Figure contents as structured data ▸
============

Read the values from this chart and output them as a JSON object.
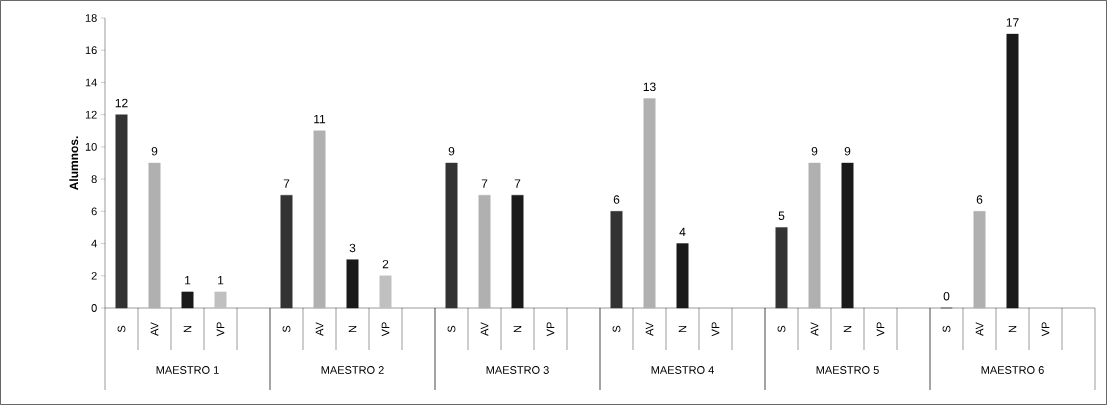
{
  "chart_data": {
    "type": "bar",
    "ylabel": "Alumnos.",
    "categories": [
      "MAESTRO 1",
      "MAESTRO 2",
      "MAESTRO 3",
      "MAESTRO 4",
      "MAESTRO 5",
      "MAESTRO 6"
    ],
    "series": [
      {
        "name": "S",
        "color": "#333333",
        "values": [
          12,
          7,
          9,
          6,
          5,
          0
        ]
      },
      {
        "name": "AV",
        "color": "#b0b0b0",
        "values": [
          9,
          11,
          7,
          13,
          9,
          6
        ]
      },
      {
        "name": "N",
        "color": "#1a1a1a",
        "values": [
          1,
          3,
          7,
          4,
          9,
          17
        ]
      },
      {
        "name": "VP",
        "color": "#c0c0c0",
        "values": [
          1,
          2,
          null,
          null,
          null,
          null
        ]
      }
    ],
    "ylim": [
      0,
      18
    ],
    "yticks": [
      0,
      2,
      4,
      6,
      8,
      10,
      12,
      14,
      16,
      18
    ],
    "data_labels": true
  }
}
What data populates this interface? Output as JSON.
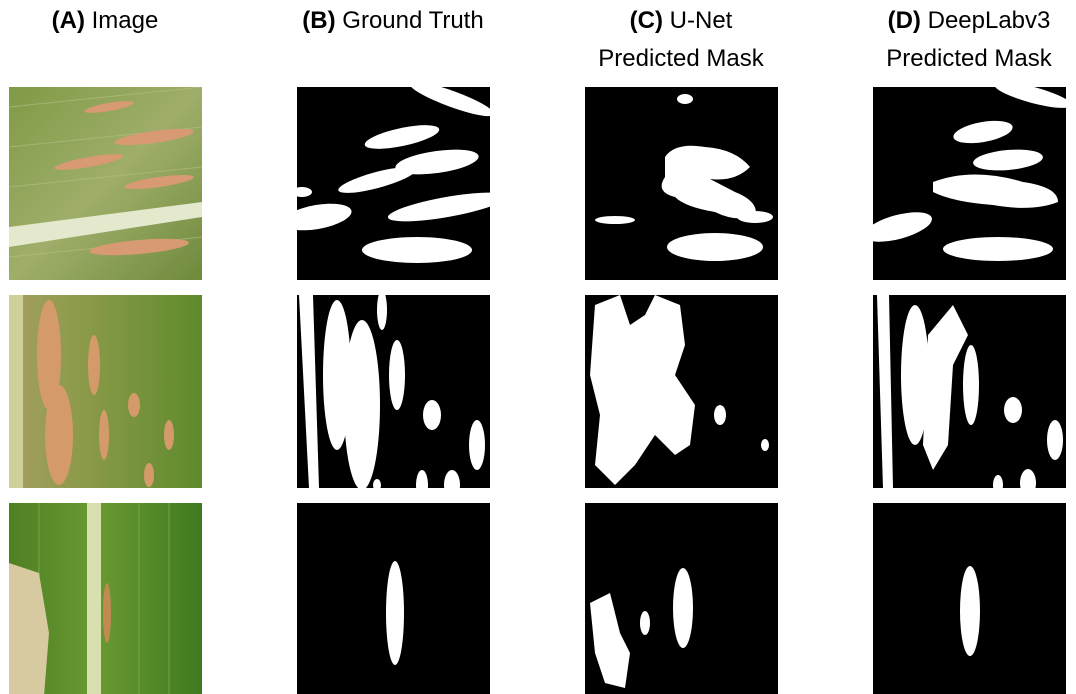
{
  "columns": [
    {
      "label": "(A)",
      "title": "Image"
    },
    {
      "label": "(B)",
      "title": "Ground Truth"
    },
    {
      "label": "(C)",
      "title": "U-Net",
      "subtitle": "Predicted Mask"
    },
    {
      "label": "(D)",
      "title": "DeepLabv3",
      "subtitle": "Predicted Mask"
    }
  ]
}
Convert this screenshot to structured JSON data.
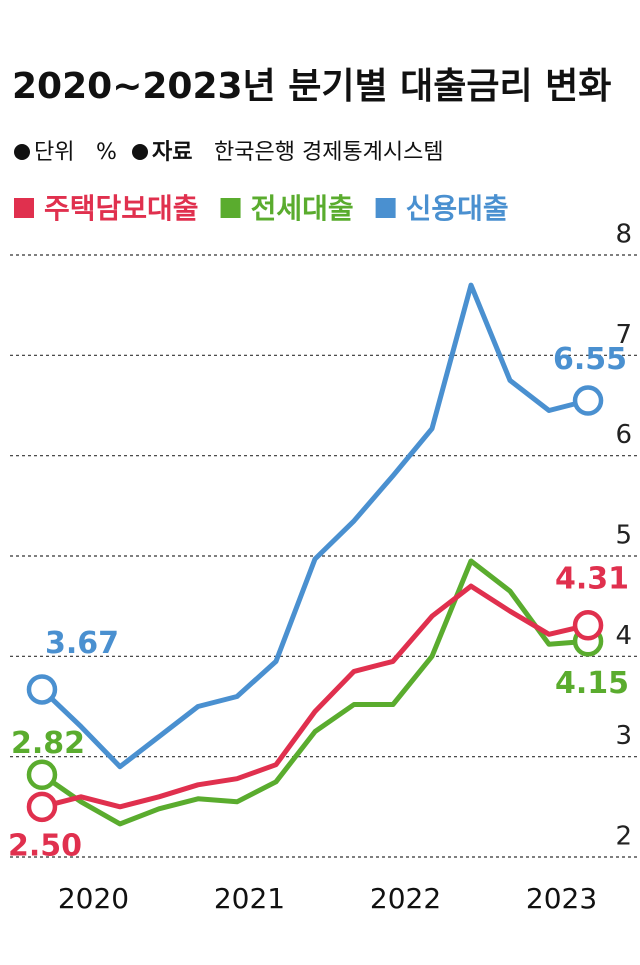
{
  "chart_data": {
    "type": "line",
    "title": "2020~2023년 분기별 대출금리 변화",
    "unit_label": "단위",
    "unit": "%",
    "source_label": "자료",
    "source": "한국은행 경제통계시스템",
    "x": [
      2020.125,
      2020.375,
      2020.625,
      2020.875,
      2021.125,
      2021.375,
      2021.625,
      2021.875,
      2022.125,
      2022.375,
      2022.625,
      2022.875,
      2023.125,
      2023.375,
      2023.625
    ],
    "xlim": [
      2019.856,
      2023.958
    ],
    "xticks": [
      {
        "value": 2020.5,
        "label": "2020"
      },
      {
        "value": 2021.5,
        "label": "2021"
      },
      {
        "value": 2022.5,
        "label": "2022"
      },
      {
        "value": 2023.5,
        "label": "2023"
      }
    ],
    "ylim": [
      2,
      8
    ],
    "yticks": [
      2,
      3,
      4,
      5,
      6,
      7,
      8
    ],
    "grid": true,
    "series": [
      {
        "name": "신용대출",
        "color": "#4a90d0",
        "values": [
          3.67,
          3.3,
          2.9,
          3.2,
          3.5,
          3.6,
          3.95,
          4.97,
          5.35,
          5.8,
          6.27,
          7.7,
          6.75,
          6.45,
          6.55
        ],
        "value_labels": [
          "3.67",
          null,
          null,
          null,
          null,
          null,
          null,
          null,
          null,
          null,
          null,
          null,
          null,
          null,
          "6.55"
        ]
      },
      {
        "name": "전세대출",
        "color": "#5aac2e",
        "values": [
          2.82,
          2.55,
          2.33,
          2.48,
          2.58,
          2.55,
          2.75,
          3.25,
          3.52,
          3.52,
          4.0,
          4.95,
          4.65,
          4.12,
          4.15
        ],
        "value_labels": [
          "2.82",
          null,
          null,
          null,
          null,
          null,
          null,
          null,
          null,
          null,
          null,
          null,
          null,
          null,
          "4.15"
        ]
      },
      {
        "name": "주택담보대출",
        "color": "#e0304e",
        "values": [
          2.5,
          2.6,
          2.5,
          2.6,
          2.72,
          2.78,
          2.92,
          3.45,
          3.85,
          3.95,
          4.4,
          4.7,
          4.45,
          4.22,
          4.31
        ],
        "value_labels": [
          "2.50",
          null,
          null,
          null,
          null,
          null,
          null,
          null,
          null,
          null,
          null,
          null,
          null,
          null,
          "4.31"
        ]
      }
    ],
    "legend_order": [
      2,
      1,
      0
    ]
  }
}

============

What needs to be done ▸ Wherever a line in the data above holds "color", copy that line.

Expected answer ▸
        "color": "#333333",
        "color": "#b0b0b0",
        "color": "#1a1a1a",
        "color": "#c0c0c0",
        "color": "#4a90d0",
        "color": "#5aac2e",
        "color": "#e0304e",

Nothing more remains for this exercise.